→ Objective
Copy every line from the data below in which the string "ndodatkowe" can be found.

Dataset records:
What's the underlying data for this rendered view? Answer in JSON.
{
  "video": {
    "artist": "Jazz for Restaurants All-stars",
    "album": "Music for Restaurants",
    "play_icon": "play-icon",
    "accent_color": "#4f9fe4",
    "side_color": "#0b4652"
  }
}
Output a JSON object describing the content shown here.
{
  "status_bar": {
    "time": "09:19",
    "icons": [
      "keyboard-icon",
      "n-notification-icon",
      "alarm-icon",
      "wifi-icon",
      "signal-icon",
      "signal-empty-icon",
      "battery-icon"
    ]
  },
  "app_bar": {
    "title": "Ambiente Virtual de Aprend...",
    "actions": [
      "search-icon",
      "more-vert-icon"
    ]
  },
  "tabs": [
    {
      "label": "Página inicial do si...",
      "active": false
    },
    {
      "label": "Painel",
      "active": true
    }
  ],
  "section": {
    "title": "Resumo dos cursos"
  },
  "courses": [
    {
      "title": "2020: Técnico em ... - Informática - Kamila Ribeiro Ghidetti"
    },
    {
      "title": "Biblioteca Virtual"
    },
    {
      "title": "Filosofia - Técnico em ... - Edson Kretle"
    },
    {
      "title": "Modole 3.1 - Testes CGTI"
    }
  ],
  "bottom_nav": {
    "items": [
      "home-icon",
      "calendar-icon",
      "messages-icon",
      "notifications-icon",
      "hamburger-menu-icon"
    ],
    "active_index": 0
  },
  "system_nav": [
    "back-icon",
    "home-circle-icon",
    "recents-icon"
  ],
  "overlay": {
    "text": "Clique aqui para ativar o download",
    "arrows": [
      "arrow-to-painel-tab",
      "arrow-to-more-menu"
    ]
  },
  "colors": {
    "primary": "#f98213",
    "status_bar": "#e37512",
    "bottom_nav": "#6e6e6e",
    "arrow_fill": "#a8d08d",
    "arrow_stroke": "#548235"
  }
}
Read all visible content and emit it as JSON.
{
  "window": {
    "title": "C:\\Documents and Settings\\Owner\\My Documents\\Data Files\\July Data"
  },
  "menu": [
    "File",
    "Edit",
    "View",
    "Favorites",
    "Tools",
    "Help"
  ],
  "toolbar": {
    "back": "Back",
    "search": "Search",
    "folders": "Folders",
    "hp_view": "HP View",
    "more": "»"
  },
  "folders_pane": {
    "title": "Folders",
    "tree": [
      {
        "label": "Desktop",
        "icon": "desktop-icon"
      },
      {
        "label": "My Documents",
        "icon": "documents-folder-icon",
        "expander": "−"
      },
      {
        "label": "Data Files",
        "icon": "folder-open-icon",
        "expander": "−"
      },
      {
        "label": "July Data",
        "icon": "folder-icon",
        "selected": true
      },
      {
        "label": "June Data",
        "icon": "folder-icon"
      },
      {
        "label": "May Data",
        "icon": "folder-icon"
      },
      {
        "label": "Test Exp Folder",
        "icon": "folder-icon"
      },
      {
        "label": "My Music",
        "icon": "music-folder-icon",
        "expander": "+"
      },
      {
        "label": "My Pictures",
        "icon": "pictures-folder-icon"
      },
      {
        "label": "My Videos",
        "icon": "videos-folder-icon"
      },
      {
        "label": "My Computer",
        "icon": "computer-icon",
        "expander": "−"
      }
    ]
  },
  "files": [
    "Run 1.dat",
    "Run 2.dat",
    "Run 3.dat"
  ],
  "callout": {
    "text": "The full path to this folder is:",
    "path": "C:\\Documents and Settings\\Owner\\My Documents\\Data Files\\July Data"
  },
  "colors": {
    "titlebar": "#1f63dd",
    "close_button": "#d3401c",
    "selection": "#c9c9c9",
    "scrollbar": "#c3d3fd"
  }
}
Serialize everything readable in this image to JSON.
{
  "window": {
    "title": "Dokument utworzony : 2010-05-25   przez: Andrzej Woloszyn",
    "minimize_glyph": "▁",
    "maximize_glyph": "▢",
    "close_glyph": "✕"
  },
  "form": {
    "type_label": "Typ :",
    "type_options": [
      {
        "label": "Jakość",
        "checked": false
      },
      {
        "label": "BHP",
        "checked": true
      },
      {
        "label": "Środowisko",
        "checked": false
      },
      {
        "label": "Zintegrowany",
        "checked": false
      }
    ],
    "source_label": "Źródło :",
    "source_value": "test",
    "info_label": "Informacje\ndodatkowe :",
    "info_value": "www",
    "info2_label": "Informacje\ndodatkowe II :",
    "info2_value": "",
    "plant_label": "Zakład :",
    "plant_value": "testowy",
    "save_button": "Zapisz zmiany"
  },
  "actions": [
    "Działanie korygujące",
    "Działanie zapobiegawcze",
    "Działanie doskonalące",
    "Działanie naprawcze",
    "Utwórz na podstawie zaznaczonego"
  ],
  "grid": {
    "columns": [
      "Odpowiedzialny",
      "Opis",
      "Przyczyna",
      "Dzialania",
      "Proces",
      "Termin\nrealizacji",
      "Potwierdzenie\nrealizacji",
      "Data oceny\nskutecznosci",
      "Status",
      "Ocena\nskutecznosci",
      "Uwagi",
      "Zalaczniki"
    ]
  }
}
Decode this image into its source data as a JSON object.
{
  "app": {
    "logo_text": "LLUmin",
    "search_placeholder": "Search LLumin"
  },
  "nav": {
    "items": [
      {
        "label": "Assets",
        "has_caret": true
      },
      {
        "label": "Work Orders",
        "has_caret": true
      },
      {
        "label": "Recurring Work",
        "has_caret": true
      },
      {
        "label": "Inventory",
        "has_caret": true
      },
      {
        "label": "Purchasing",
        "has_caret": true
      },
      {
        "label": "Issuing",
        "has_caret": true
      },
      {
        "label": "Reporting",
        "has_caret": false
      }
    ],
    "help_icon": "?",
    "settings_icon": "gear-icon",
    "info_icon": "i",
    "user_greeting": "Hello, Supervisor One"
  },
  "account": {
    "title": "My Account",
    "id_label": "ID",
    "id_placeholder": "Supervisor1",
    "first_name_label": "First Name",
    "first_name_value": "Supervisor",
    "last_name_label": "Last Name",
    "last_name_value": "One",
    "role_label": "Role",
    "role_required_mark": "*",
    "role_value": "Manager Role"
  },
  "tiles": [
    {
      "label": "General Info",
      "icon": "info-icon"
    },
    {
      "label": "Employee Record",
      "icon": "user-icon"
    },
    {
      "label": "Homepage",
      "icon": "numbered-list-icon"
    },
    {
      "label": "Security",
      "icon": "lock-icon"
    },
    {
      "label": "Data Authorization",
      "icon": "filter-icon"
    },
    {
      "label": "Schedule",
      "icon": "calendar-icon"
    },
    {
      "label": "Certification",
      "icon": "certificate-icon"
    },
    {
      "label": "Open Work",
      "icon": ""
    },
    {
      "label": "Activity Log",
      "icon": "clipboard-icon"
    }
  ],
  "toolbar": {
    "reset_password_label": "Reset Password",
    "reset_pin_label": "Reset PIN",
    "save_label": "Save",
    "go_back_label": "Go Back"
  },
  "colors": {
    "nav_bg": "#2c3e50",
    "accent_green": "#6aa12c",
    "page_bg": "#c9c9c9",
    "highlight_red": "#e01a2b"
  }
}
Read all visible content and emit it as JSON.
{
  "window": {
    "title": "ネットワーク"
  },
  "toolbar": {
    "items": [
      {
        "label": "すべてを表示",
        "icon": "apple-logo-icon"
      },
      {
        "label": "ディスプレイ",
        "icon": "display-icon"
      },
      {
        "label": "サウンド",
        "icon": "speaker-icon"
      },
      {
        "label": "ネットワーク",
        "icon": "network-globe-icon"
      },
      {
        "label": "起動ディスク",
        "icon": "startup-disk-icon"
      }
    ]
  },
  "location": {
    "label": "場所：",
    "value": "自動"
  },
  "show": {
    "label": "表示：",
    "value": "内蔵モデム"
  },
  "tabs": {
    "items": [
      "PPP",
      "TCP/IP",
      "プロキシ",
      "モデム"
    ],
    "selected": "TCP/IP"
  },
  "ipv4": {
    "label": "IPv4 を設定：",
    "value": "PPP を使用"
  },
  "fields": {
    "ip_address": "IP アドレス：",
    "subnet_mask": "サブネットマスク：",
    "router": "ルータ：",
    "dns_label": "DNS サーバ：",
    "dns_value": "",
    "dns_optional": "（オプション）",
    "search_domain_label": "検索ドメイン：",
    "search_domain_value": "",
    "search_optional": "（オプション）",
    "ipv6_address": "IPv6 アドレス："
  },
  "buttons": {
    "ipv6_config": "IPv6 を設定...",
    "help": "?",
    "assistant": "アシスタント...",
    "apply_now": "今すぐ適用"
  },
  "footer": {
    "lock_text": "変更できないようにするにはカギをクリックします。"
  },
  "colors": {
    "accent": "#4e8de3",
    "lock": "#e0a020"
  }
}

→ Finished exercise
    "info_label": "Informacje\ndodatkowe :",
    "info2_label": "Informacje\ndodatkowe II :",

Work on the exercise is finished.